Data records
## Start

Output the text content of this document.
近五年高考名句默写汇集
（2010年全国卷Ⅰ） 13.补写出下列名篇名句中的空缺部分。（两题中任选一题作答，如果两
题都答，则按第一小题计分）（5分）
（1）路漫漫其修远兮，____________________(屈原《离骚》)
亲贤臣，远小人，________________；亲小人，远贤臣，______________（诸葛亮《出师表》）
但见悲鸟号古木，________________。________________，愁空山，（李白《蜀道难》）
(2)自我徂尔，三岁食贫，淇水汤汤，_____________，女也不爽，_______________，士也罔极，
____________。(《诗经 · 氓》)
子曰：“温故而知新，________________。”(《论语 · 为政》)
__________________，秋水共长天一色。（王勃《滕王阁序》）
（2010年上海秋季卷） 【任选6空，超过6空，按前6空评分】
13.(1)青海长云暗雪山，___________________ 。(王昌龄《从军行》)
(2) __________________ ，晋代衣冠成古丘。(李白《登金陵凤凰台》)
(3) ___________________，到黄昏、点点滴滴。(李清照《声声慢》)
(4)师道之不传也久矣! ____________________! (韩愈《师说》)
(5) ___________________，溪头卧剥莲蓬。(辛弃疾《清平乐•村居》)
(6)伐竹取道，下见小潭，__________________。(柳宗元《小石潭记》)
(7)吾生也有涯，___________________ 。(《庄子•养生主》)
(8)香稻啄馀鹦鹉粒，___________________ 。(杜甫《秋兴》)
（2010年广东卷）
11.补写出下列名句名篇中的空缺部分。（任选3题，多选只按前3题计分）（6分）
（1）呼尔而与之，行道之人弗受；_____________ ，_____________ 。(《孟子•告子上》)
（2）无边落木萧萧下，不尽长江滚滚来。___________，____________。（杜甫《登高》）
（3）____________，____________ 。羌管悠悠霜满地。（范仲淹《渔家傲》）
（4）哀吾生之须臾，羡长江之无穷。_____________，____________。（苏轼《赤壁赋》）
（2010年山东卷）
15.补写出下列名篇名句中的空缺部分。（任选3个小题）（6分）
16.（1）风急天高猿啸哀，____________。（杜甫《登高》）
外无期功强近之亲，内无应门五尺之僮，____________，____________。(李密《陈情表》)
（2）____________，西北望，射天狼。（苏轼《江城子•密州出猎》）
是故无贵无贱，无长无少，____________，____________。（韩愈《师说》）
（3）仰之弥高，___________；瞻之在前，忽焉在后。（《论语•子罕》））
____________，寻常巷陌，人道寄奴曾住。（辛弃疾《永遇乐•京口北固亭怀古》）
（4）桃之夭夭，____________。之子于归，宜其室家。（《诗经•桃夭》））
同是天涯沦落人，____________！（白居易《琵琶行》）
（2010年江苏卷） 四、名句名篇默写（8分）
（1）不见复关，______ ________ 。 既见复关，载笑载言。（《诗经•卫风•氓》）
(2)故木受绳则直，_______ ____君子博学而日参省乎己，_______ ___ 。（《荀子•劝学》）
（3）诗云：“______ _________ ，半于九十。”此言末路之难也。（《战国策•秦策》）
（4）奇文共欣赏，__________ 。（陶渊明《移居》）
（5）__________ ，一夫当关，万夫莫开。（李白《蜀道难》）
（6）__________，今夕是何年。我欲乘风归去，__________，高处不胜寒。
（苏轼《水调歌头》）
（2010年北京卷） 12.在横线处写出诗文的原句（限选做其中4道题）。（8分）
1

## End

▶ _Description of the task_: Find the lines above holding the word "补写出下列名篇名句中的空缺部分" and show them.

▶ _Result for this exercise_:
（2010年全国卷Ⅰ） 13.补写出下列名篇名句中的空缺部分。（两题中任选一题作答，如果两
15.补写出下列名篇名句中的空缺部分。（任选3个小题）（6分）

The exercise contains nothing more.